━━━━━ Dataset excerpts ━━━━━
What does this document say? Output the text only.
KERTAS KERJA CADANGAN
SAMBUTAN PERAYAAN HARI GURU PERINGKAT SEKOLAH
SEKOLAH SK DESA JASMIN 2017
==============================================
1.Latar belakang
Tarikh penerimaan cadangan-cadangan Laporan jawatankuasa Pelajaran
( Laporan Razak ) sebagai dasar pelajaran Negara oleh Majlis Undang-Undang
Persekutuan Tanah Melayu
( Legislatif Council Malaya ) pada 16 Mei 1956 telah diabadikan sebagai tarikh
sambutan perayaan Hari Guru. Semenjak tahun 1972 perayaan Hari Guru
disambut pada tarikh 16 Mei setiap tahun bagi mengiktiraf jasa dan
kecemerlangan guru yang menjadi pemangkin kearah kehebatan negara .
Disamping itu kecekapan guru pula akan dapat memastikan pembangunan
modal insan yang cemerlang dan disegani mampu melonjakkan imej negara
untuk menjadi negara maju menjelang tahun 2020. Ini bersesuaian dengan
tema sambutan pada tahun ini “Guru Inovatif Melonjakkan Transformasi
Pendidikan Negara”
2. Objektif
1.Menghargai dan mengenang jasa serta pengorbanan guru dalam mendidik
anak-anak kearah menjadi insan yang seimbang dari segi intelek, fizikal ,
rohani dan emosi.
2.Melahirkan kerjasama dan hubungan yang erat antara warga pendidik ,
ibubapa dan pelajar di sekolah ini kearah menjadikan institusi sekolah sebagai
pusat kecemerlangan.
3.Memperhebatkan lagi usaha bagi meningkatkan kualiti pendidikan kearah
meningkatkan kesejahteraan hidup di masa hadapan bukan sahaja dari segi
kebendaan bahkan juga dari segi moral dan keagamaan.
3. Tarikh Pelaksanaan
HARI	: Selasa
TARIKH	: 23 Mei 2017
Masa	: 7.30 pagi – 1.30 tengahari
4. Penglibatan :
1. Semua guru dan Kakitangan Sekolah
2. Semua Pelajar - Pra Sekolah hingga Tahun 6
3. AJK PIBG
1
━━━━━
To be done – Reproduce the listing above word for word.

Exercise solution –
What does this document say? Output the text only.
KERTAS KERJA CADANGAN
SAMBUTAN PERAYAAN HARI GURU PERINGKAT SEKOLAH
SEKOLAH SK DESA JASMIN 2017
==============================================
1.Latar belakang
Tarikh penerimaan cadangan-cadangan Laporan jawatankuasa Pelajaran
( Laporan Razak ) sebagai dasar pelajaran Negara oleh Majlis Undang-Undang
Persekutuan Tanah Melayu
( Legislatif Council Malaya ) pada 16 Mei 1956 telah diabadikan sebagai tarikh
sambutan perayaan Hari Guru. Semenjak tahun 1972 perayaan Hari Guru
disambut pada tarikh 16 Mei setiap tahun bagi mengiktiraf jasa dan
kecemerlangan guru yang menjadi pemangkin kearah kehebatan negara .
Disamping itu kecekapan guru pula akan dapat memastikan pembangunan
modal insan yang cemerlang dan disegani mampu melonjakkan imej negara
untuk menjadi negara maju menjelang tahun 2020. Ini bersesuaian dengan
tema sambutan pada tahun ini “Guru Inovatif Melonjakkan Transformasi
Pendidikan Negara”
2. Objektif
1.Menghargai dan mengenang jasa serta pengorbanan guru dalam mendidik
anak-anak kearah menjadi insan yang seimbang dari segi intelek, fizikal ,
rohani dan emosi.
2.Melahirkan kerjasama dan hubungan yang erat antara warga pendidik ,
ibubapa dan pelajar di sekolah ini kearah menjadikan institusi sekolah sebagai
pusat kecemerlangan.
3.Memperhebatkan lagi usaha bagi meningkatkan kualiti pendidikan kearah
meningkatkan kesejahteraan hidup di masa hadapan bukan sahaja dari segi
kebendaan bahkan juga dari segi moral dan keagamaan.
3. Tarikh Pelaksanaan
HARI	: Selasa
TARIKH	: 23 Mei 2017
Masa	: 7.30 pagi – 1.30 tengahari
4. Penglibatan :
1. Semua guru dan Kakitangan Sekolah
2. Semua Pelajar - Pra Sekolah hingga Tahun 6
3. AJK PIBG
1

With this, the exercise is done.